REQUIREMENT: State only how many lines contain the string "this".

DATA:
▬▬▬▬▬▬

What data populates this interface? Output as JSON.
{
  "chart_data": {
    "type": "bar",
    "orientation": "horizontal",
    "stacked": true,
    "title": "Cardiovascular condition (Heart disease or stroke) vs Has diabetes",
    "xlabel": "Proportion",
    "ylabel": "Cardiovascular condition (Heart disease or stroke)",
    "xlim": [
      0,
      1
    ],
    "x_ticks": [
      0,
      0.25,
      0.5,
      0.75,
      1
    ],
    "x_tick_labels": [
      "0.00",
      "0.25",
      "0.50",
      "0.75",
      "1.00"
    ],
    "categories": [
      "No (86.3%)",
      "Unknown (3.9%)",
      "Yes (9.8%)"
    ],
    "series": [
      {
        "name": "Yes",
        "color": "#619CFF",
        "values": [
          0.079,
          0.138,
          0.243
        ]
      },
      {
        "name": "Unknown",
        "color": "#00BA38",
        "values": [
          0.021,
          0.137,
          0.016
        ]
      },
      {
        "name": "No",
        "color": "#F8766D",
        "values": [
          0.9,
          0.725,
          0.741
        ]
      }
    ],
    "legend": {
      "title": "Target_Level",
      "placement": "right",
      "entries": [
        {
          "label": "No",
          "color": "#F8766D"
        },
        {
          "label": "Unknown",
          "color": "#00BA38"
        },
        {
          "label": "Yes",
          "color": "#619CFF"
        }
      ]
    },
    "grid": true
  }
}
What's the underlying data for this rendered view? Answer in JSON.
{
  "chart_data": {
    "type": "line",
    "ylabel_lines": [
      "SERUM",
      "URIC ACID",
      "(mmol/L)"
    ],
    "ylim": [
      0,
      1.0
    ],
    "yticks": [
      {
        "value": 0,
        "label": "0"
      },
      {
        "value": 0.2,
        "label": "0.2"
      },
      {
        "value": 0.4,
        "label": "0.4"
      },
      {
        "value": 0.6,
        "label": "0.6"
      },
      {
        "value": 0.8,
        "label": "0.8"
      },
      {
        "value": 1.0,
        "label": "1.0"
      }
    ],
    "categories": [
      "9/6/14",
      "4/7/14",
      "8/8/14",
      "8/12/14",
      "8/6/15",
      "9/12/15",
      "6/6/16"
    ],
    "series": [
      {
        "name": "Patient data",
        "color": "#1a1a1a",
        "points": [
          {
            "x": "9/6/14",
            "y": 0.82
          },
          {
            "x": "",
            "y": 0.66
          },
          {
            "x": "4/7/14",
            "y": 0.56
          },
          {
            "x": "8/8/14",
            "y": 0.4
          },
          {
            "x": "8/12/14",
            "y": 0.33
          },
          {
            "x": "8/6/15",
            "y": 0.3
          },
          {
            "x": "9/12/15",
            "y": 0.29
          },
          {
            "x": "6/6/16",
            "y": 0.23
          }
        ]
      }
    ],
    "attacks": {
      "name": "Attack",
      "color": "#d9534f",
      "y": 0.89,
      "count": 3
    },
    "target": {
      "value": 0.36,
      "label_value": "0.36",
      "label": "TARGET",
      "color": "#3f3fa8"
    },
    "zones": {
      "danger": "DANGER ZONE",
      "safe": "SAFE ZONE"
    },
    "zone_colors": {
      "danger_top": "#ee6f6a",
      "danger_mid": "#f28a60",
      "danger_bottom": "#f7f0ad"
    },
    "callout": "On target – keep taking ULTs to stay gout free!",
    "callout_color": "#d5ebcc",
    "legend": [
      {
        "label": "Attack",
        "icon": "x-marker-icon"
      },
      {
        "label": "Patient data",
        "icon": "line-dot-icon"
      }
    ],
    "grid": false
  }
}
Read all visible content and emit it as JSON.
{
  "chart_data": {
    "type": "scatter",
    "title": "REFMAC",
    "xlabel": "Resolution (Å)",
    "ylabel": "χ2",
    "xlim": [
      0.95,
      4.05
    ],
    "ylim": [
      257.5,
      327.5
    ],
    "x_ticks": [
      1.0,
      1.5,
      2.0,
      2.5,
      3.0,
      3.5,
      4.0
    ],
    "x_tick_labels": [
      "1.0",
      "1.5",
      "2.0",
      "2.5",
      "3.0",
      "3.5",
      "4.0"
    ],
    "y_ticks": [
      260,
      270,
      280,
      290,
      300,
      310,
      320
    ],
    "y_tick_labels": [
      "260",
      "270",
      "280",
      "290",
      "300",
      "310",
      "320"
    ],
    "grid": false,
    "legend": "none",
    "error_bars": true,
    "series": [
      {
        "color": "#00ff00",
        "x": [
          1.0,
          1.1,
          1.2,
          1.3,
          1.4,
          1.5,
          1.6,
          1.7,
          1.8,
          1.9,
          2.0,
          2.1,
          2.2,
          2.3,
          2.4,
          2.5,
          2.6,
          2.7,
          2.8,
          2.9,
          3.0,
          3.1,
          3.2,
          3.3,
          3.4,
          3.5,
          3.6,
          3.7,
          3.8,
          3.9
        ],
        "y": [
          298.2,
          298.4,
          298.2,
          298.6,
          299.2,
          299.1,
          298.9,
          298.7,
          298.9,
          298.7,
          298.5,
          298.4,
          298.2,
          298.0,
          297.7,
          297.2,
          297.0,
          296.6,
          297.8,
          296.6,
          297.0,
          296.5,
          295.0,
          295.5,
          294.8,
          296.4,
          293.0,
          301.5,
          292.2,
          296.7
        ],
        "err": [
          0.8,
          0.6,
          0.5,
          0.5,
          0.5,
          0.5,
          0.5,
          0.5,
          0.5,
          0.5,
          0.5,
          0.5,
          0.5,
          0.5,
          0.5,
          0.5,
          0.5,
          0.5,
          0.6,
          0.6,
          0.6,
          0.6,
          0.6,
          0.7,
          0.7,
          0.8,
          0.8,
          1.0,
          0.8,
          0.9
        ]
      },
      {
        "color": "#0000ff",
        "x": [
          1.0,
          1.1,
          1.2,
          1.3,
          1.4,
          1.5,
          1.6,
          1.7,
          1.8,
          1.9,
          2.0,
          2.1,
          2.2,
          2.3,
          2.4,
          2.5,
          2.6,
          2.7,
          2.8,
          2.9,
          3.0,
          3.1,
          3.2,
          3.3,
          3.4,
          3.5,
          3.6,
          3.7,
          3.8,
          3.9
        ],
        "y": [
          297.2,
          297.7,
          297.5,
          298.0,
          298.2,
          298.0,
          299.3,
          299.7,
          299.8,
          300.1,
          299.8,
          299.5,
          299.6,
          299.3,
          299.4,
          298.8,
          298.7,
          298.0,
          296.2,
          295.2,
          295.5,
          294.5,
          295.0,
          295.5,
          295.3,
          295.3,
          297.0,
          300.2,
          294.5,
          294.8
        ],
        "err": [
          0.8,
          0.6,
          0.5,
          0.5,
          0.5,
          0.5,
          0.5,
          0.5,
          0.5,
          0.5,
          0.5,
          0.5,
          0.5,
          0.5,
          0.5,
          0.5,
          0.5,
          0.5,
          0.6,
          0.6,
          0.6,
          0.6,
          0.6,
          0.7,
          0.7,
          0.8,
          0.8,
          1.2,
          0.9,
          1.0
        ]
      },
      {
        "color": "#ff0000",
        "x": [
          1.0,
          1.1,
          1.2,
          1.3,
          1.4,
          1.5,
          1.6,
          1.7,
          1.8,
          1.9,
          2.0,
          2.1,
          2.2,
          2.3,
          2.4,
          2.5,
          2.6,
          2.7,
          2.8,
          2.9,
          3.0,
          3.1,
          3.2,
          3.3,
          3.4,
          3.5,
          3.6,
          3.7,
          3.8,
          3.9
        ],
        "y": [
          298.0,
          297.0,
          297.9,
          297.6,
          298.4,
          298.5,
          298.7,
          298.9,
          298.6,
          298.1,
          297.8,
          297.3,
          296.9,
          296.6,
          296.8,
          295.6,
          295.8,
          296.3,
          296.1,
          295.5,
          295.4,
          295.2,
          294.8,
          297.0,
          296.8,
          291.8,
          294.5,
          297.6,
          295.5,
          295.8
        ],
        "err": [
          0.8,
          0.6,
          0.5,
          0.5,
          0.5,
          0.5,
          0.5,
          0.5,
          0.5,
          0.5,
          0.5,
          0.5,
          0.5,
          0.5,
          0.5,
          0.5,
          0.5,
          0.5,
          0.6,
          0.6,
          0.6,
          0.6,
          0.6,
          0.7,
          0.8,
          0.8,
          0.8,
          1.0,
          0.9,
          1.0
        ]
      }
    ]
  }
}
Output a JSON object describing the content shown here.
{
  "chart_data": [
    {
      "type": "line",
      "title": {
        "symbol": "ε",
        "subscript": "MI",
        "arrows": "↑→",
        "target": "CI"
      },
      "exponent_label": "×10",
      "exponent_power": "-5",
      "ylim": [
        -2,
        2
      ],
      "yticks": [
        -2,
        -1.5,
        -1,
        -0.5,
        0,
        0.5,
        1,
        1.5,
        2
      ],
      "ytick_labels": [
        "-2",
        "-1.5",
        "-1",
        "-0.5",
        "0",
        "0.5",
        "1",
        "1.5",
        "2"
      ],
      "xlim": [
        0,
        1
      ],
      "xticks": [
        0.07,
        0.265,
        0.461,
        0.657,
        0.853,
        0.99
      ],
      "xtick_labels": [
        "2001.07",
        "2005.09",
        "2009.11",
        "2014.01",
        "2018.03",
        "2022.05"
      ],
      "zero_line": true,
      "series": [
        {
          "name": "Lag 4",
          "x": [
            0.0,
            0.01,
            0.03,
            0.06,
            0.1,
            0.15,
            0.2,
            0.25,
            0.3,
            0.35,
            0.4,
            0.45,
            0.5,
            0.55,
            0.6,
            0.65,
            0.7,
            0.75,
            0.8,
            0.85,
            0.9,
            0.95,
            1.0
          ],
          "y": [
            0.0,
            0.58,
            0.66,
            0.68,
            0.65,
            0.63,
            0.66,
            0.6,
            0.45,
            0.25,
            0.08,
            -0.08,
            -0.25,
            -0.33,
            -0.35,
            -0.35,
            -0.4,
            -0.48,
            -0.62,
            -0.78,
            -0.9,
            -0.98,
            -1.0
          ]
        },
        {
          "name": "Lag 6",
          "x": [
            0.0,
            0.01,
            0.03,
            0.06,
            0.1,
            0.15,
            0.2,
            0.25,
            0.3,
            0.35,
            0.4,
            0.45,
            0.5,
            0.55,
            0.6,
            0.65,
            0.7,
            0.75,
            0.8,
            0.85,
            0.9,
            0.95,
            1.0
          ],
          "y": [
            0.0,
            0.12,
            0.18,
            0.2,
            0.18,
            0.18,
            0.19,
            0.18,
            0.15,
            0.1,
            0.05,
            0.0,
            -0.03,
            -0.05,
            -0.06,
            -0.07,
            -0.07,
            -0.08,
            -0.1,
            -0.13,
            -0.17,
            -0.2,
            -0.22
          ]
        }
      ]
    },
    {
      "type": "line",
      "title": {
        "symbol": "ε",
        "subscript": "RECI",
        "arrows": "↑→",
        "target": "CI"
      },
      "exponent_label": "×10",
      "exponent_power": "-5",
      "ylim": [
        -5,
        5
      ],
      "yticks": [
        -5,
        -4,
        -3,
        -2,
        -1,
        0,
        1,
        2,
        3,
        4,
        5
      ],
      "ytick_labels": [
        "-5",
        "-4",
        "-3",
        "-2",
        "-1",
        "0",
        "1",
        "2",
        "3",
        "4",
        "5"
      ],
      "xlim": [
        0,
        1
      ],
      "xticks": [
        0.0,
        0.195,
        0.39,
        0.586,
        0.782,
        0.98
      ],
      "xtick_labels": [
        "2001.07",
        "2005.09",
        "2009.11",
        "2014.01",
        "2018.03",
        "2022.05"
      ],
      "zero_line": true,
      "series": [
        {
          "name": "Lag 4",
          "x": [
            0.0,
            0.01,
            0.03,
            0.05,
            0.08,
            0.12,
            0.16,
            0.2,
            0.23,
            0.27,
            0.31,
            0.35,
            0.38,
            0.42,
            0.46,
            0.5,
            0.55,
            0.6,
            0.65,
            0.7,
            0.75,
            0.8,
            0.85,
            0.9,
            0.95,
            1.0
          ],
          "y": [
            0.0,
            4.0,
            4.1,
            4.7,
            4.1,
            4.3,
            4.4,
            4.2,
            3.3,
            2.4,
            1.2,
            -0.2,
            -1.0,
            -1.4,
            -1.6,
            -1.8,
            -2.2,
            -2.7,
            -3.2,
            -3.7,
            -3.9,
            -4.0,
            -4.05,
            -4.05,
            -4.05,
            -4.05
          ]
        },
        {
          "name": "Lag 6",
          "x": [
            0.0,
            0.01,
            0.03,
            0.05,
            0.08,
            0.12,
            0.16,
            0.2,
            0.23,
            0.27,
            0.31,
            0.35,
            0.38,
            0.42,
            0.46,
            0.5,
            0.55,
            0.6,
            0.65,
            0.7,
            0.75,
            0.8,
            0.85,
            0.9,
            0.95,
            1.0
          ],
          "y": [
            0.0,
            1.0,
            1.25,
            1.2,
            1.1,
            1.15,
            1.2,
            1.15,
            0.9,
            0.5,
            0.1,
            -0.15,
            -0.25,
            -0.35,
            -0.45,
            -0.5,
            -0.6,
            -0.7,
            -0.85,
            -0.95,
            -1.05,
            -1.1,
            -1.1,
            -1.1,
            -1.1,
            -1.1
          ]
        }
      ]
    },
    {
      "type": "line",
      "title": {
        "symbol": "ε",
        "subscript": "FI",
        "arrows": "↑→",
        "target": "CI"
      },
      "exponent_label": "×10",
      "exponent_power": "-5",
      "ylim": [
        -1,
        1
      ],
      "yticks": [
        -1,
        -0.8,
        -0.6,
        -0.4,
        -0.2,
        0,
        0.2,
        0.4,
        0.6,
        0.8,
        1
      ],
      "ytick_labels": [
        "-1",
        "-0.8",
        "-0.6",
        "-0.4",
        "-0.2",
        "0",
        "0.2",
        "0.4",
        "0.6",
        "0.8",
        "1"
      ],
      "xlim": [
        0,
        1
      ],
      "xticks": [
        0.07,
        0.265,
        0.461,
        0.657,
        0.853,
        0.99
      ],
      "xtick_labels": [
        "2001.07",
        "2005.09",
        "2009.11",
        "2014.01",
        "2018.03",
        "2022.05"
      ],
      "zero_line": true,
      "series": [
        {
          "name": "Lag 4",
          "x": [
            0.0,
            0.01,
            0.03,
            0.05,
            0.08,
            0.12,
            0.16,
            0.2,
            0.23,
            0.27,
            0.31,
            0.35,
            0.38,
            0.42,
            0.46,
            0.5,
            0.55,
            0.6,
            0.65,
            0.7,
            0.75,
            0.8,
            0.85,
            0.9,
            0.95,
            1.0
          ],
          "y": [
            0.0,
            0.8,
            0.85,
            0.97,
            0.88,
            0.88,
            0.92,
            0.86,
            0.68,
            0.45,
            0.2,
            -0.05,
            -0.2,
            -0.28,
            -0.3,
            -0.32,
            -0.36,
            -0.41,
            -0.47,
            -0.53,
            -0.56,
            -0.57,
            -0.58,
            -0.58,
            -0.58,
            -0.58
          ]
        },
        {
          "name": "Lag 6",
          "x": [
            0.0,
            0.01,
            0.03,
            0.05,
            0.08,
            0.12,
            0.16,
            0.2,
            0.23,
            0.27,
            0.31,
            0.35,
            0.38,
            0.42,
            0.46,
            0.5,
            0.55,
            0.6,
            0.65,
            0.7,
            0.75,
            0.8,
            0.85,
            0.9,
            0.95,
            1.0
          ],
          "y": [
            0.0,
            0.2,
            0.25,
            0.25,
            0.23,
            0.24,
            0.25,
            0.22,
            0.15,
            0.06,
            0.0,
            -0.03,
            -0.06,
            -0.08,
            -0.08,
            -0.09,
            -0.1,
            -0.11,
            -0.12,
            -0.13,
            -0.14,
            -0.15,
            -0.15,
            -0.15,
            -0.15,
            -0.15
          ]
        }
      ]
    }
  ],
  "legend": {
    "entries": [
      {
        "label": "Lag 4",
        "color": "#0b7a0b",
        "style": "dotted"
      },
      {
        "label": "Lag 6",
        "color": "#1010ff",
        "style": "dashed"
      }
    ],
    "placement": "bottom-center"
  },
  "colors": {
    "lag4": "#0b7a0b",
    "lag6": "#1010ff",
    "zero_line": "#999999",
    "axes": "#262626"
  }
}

▬▬▬▬▬▬

THE ANSWER: 2